• **Prompt**: Omit the pictures, then reproduce every remaining record exactly.

((

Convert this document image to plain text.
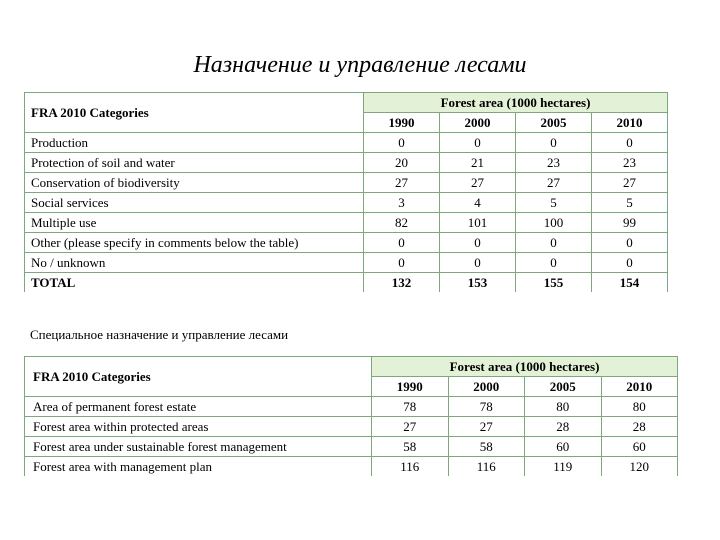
Назначение и управление лесами
FRA 2010 Categories	Forest area (1000 hectares)			
	1990	2000	2005	2010
Production	0	0	0	0
Protection of soil and water	20	21	23	23
Conservation of biodiversity	27	27	27	27
Social services	3	4	5	5
Multiple use	82	101	100	99
Other (please specify in comments below the table)	0	0	0	0
No / unknown	0	0	0	0
TOTAL	132	153	155	154
Специальное назначение и управление лесами
FRA 2010 Categories	Forest area (1000 hectares)			
	1990	2000	2005	2010
Area of permanent forest estate	78	78	80	80
Forest area within protected areas	27	27	28	28
Forest area under sustainable forest management	58	58	60	60
Forest area with management plan	116	116	119	120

))

• **Reply**:
Convert this document image to plain text.
Назначение и управление лесами
FRA 2010 Categories	Forest area (1000 hectares)			
	1990	2000	2005	2010
Production	0	0	0	0
Protection of soil and water	20	21	23	23
Conservation of biodiversity	27	27	27	27
Social services	3	4	5	5
Multiple use	82	101	100	99
Other (please specify in comments below the table)	0	0	0	0
No / unknown	0	0	0	0
TOTAL	132	153	155	154
Специальное назначение и управление лесами
FRA 2010 Categories	Forest area (1000 hectares)			
	1990	2000	2005	2010
Area of permanent forest estate	78	78	80	80
Forest area within protected areas	27	27	28	28
Forest area under sustainable forest management	58	58	60	60
Forest area with management plan	116	116	119	120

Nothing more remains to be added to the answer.